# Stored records
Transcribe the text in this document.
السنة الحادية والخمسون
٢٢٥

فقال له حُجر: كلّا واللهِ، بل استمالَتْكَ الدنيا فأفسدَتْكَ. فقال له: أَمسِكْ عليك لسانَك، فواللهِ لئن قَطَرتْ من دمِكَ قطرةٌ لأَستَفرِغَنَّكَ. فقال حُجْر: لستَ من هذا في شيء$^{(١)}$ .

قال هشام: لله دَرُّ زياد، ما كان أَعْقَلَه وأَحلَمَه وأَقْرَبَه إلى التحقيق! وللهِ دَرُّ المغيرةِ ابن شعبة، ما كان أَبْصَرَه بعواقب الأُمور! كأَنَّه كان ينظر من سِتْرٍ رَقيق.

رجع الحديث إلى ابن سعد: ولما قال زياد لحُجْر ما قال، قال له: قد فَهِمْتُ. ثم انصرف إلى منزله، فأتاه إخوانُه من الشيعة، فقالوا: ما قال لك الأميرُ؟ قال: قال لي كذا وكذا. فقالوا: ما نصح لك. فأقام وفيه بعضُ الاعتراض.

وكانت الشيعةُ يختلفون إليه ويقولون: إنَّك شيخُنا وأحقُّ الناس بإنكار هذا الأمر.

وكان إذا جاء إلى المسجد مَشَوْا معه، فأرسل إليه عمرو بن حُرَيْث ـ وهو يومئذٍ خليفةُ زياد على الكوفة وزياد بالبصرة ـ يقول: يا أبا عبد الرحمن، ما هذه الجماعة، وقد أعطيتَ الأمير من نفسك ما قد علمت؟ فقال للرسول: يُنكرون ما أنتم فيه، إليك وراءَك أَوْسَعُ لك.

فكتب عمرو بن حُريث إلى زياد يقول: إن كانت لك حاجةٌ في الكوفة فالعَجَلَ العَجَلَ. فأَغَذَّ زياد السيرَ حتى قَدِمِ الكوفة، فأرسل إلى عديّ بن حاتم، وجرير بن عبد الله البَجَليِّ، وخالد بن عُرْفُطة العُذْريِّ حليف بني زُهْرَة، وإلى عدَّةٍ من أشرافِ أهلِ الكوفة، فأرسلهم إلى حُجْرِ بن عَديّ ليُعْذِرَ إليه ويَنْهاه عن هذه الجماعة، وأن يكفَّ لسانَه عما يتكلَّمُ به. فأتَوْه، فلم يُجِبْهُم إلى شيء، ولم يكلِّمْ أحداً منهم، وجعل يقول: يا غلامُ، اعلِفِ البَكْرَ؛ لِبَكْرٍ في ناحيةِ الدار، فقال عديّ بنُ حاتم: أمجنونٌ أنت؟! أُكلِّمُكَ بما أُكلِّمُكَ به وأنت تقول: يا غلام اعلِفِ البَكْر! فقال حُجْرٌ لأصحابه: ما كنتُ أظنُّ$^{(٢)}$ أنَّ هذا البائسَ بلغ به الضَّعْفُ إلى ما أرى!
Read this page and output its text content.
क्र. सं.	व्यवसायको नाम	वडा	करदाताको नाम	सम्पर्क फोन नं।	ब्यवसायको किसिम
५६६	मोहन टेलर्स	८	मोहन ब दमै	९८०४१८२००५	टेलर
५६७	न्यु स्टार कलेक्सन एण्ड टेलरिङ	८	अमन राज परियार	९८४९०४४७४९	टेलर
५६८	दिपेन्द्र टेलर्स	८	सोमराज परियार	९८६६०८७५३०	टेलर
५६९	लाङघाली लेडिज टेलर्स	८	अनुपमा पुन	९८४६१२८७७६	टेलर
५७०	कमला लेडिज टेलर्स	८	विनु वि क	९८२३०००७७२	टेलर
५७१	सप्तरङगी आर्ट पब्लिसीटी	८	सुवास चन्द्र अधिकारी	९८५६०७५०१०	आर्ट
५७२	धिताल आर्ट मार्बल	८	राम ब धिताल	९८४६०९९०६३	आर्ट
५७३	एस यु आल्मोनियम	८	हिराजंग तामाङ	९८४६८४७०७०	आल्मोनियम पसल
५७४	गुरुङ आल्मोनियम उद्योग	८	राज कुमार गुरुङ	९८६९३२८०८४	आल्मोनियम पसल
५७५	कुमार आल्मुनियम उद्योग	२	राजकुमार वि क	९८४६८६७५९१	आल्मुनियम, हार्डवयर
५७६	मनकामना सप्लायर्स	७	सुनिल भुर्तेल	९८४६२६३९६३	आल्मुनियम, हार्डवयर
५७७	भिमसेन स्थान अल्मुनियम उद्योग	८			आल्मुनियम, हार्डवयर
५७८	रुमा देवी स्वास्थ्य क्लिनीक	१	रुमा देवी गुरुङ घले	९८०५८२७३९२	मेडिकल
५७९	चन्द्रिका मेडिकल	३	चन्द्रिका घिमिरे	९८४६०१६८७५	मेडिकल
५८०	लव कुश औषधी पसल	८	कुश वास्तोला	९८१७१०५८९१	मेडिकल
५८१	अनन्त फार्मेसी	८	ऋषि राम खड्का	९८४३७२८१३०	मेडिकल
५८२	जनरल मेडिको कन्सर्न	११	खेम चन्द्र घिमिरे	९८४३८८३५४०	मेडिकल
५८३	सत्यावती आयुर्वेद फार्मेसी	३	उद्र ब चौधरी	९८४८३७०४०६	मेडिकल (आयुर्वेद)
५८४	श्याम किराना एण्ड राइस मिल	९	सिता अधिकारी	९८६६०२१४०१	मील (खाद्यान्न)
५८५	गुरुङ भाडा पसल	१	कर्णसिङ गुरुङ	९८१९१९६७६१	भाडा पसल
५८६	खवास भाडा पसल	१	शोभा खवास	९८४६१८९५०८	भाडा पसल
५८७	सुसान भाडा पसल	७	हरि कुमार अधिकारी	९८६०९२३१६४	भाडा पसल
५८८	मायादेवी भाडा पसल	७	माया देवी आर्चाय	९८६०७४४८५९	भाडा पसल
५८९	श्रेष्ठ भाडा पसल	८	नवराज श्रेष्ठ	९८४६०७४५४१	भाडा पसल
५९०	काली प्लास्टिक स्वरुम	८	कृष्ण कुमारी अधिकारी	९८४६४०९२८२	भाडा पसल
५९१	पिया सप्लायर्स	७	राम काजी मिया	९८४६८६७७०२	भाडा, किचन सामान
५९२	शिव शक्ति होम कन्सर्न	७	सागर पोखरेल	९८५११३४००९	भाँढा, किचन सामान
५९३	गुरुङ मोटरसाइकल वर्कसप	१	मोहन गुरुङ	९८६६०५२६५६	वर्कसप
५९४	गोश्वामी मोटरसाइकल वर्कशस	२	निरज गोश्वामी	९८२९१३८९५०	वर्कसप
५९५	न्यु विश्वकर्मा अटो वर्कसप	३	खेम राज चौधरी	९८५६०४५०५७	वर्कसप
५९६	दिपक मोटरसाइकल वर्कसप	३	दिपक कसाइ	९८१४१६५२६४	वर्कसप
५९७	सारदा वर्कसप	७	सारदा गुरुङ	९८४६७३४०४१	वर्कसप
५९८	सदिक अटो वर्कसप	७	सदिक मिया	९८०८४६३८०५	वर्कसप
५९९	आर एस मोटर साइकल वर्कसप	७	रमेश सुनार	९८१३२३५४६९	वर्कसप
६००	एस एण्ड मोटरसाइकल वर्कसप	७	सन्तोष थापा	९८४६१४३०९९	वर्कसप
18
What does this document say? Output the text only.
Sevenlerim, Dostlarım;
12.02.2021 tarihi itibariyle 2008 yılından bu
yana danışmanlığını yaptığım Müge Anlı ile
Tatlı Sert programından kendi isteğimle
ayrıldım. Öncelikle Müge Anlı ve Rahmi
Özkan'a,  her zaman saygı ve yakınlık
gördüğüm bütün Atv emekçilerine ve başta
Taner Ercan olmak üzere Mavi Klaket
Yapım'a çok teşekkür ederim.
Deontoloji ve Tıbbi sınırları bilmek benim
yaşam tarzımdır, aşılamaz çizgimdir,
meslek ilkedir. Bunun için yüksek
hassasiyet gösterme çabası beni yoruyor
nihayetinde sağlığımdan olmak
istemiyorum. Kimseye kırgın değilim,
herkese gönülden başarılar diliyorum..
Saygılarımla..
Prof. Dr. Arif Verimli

# STATED GOAL
Using the entries above, find all lines with "डवयर". Copy them.

# THE COMPLETED TASK
५७५	कुमार आल्मुनियम उद्योग	२	राजकुमार वि क	९८४६८६७५९१	आल्मुनियम, हार्डवयर
५७६	मनकामना सप्लायर्स	७	सुनिल भुर्तेल	९८४६२६३९६३	आल्मुनियम, हार्डवयर
५७७	भिमसेन स्थान अल्मुनियम उद्योग	८			आल्मुनियम, हार्डवयर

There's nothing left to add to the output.